## Begin

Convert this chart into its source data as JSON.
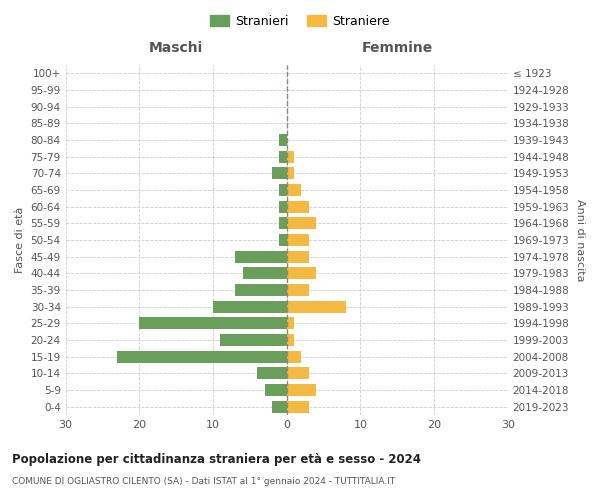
{
  "age_groups": [
    "0-4",
    "5-9",
    "10-14",
    "15-19",
    "20-24",
    "25-29",
    "30-34",
    "35-39",
    "40-44",
    "45-49",
    "50-54",
    "55-59",
    "60-64",
    "65-69",
    "70-74",
    "75-79",
    "80-84",
    "85-89",
    "90-94",
    "95-99",
    "100+"
  ],
  "birth_years": [
    "2019-2023",
    "2014-2018",
    "2009-2013",
    "2004-2008",
    "1999-2003",
    "1994-1998",
    "1989-1993",
    "1984-1988",
    "1979-1983",
    "1974-1978",
    "1969-1973",
    "1964-1968",
    "1959-1963",
    "1954-1958",
    "1949-1953",
    "1944-1948",
    "1939-1943",
    "1934-1938",
    "1929-1933",
    "1924-1928",
    "≤ 1923"
  ],
  "maschi": [
    2,
    3,
    4,
    23,
    9,
    20,
    10,
    7,
    6,
    7,
    1,
    1,
    1,
    1,
    2,
    1,
    1,
    0,
    0,
    0,
    0
  ],
  "femmine": [
    3,
    4,
    3,
    2,
    1,
    1,
    8,
    3,
    4,
    3,
    3,
    4,
    3,
    2,
    1,
    1,
    0,
    0,
    0,
    0,
    0
  ],
  "maschi_color": "#6a9e5b",
  "femmine_color": "#f5b942",
  "title": "Popolazione per cittadinanza straniera per età e sesso - 2024",
  "subtitle": "COMUNE DI OGLIASTRO CILENTO (SA) - Dati ISTAT al 1° gennaio 2024 - TUTTITALIA.IT",
  "xlabel_left": "Maschi",
  "xlabel_right": "Femmine",
  "ylabel_left": "Fasce di età",
  "ylabel_right": "Anni di nascita",
  "legend_maschi": "Stranieri",
  "legend_femmine": "Straniere",
  "xlim": 30,
  "background_color": "#ffffff",
  "grid_color": "#cccccc"
}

## End

Required task: Set the pictures aside and transcribe the data above exactly.

Solution to this exercise:
Convert this chart into its source data as JSON.
{
  "age_groups": [
    "0-4",
    "5-9",
    "10-14",
    "15-19",
    "20-24",
    "25-29",
    "30-34",
    "35-39",
    "40-44",
    "45-49",
    "50-54",
    "55-59",
    "60-64",
    "65-69",
    "70-74",
    "75-79",
    "80-84",
    "85-89",
    "90-94",
    "95-99",
    "100+"
  ],
  "birth_years": [
    "2019-2023",
    "2014-2018",
    "2009-2013",
    "2004-2008",
    "1999-2003",
    "1994-1998",
    "1989-1993",
    "1984-1988",
    "1979-1983",
    "1974-1978",
    "1969-1973",
    "1964-1968",
    "1959-1963",
    "1954-1958",
    "1949-1953",
    "1944-1948",
    "1939-1943",
    "1934-1938",
    "1929-1933",
    "1924-1928",
    "≤ 1923"
  ],
  "maschi": [
    2,
    3,
    4,
    23,
    9,
    20,
    10,
    7,
    6,
    7,
    1,
    1,
    1,
    1,
    2,
    1,
    1,
    0,
    0,
    0,
    0
  ],
  "femmine": [
    3,
    4,
    3,
    2,
    1,
    1,
    8,
    3,
    4,
    3,
    3,
    4,
    3,
    2,
    1,
    1,
    0,
    0,
    0,
    0,
    0
  ],
  "maschi_color": "#6a9e5b",
  "femmine_color": "#f5b942",
  "title": "Popolazione per cittadinanza straniera per età e sesso - 2024",
  "subtitle": "COMUNE DI OGLIASTRO CILENTO (SA) - Dati ISTAT al 1° gennaio 2024 - TUTTITALIA.IT",
  "xlabel_left": "Maschi",
  "xlabel_right": "Femmine",
  "ylabel_left": "Fasce di età",
  "ylabel_right": "Anni di nascita",
  "legend_maschi": "Stranieri",
  "legend_femmine": "Straniere",
  "xlim": 30,
  "background_color": "#ffffff",
  "grid_color": "#cccccc"
}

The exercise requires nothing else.